_Extract_:
Rights Advocate Visits Israeli Victims of Terror
TEL AVIV — Responding to criticism that human rights groups ignore Israeli victims, on Monday the head of Amnesty International visited Israelis hurt in Palestinian terrorist attacks.
Throughout 19 months of battles, Israeli officials have complained that international human rights groups have not condemned suicide bombings and shooting attacks, which many Palestinians support in their struggle for an independent homeland.
“There is no excuse for human rights abuse, whether in the name of security or in the name of liberation,” Irene Khan, Amnesty’s secretary-general, said Monday.
Khan said the Palestinian Authority and armed Palestinian groups have a responsibility under international law to protect the rights of civilians.

_Required actions_:
[1] Answer these questions from the news report on Amnesty International's visit to Israeli victims of terror:
(a) For how long have the battles been going on?
(b) What position does Irene Khan hold?
(c) Whom did the head of Amnesty International visit on Monday?
[2] Extend the news report on Amnesty International's visit to Israeli victims of terror, continuing from its last sentence.

Source records:
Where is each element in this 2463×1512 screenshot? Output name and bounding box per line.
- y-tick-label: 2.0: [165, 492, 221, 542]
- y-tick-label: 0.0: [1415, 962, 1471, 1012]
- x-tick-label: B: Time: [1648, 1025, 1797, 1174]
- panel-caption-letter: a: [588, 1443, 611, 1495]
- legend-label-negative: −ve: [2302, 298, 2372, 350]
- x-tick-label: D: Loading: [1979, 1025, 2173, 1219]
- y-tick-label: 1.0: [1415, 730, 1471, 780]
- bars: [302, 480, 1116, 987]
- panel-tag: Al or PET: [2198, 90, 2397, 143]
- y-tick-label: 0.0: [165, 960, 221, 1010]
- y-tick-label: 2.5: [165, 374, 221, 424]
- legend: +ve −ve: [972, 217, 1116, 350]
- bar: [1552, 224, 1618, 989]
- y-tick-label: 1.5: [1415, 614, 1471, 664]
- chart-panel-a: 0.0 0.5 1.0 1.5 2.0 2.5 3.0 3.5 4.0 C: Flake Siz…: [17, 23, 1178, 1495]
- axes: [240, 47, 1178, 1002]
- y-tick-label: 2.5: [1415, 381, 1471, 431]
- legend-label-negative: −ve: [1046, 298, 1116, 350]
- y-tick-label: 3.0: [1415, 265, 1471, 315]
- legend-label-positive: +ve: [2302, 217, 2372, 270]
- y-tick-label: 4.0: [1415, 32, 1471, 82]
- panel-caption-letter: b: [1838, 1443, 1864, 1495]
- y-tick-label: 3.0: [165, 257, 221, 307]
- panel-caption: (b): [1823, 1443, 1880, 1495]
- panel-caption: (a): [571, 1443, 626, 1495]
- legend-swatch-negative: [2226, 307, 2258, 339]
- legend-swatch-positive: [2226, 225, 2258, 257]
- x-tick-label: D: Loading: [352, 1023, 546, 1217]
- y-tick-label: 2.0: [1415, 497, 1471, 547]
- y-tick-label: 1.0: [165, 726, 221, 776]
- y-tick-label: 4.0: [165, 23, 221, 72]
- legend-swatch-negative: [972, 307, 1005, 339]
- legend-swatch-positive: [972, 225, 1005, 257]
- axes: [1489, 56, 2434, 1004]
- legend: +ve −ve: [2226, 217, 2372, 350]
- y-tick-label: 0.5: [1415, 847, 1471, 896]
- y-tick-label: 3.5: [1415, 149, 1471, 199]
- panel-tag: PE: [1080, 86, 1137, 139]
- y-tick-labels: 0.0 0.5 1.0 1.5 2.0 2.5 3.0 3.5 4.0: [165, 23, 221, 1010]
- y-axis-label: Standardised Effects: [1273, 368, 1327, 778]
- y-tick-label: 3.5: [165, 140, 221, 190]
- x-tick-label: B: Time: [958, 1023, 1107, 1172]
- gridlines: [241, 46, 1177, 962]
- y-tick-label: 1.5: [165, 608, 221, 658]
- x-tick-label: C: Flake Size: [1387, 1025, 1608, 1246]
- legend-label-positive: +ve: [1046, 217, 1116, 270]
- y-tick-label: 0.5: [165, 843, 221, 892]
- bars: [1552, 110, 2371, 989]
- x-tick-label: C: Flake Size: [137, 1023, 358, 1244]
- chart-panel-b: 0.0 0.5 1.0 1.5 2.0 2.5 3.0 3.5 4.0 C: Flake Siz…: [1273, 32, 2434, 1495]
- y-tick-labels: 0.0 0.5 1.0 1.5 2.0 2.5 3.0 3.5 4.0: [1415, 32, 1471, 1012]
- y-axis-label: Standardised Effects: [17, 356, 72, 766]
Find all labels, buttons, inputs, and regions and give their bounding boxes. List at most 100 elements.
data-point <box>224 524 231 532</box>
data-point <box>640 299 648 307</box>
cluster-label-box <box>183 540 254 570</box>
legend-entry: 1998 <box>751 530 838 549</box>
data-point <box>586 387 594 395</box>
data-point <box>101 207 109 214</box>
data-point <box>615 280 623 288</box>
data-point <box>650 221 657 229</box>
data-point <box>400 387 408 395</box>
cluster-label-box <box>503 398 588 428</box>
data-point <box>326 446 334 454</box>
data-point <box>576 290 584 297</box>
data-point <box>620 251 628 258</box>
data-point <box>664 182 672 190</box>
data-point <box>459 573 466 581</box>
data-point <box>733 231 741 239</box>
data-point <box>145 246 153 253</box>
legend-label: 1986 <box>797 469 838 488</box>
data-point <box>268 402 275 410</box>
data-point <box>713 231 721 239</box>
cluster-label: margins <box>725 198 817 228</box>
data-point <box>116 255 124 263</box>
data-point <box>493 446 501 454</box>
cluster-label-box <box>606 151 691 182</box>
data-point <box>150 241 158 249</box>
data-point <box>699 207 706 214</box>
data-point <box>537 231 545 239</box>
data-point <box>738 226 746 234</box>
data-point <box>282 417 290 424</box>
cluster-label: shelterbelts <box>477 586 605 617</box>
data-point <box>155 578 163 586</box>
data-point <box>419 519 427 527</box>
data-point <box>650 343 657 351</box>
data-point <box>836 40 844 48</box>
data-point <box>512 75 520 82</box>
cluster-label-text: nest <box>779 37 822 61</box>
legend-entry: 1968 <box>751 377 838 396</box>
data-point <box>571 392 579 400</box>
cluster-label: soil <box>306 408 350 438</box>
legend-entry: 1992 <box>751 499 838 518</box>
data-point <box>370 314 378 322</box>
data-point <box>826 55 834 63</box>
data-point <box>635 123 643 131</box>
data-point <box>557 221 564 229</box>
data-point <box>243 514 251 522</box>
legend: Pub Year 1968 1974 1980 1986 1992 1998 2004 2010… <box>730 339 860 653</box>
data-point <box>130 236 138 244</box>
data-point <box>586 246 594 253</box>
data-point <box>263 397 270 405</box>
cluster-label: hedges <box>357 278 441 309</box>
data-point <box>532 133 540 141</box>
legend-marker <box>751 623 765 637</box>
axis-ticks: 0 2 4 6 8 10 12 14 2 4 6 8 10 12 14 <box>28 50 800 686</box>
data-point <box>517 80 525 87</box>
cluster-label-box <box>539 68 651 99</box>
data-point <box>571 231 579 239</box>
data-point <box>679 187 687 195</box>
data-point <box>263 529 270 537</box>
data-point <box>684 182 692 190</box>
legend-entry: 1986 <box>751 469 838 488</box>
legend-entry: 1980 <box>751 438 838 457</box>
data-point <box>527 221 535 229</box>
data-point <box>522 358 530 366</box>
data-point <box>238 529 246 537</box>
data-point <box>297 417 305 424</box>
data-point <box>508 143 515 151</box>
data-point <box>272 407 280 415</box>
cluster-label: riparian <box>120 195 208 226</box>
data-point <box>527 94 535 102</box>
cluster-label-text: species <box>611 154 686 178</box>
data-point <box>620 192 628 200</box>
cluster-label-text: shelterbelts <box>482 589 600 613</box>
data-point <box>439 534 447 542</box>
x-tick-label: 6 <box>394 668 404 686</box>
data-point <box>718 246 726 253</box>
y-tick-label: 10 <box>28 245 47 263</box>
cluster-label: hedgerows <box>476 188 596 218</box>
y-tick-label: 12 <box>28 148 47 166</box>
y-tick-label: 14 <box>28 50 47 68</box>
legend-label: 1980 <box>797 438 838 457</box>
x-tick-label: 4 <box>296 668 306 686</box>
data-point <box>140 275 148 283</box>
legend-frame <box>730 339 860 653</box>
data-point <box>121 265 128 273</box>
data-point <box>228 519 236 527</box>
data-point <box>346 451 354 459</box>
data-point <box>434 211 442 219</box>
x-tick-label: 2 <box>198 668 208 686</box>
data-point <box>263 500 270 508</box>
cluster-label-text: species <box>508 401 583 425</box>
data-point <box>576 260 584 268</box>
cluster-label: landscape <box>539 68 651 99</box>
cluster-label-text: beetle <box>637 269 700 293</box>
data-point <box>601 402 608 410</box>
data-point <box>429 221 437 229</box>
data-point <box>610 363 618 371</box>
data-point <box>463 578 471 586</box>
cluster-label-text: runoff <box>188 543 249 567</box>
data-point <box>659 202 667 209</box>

_Responses to the exercise_:
[1]
(a) For 19 months.
(b) She is Amnesty International's secretary-general.
(c) Israelis hurt in Palestinian terrorist attacks.

[2]
Khan, who also toured the Jenin refugee camp in the West Bank, came to a Tel Aviv hospital Monday and talked with two Israelis recovering from Palestinian attacks.
Aviad Ohayon, 18, remembered pleading with a tall gunman, just a year older than Ohayon, who cut through the fence of the Jewish settlement of Atzmona in the Gaza Strip.
“We said to him that we were just students, we don’t have a weapon,” he said from the hospital nearly two months after the attack. The gunman shot into a crowd of teens studying religious texts, killing five of Ohayon’s classmates.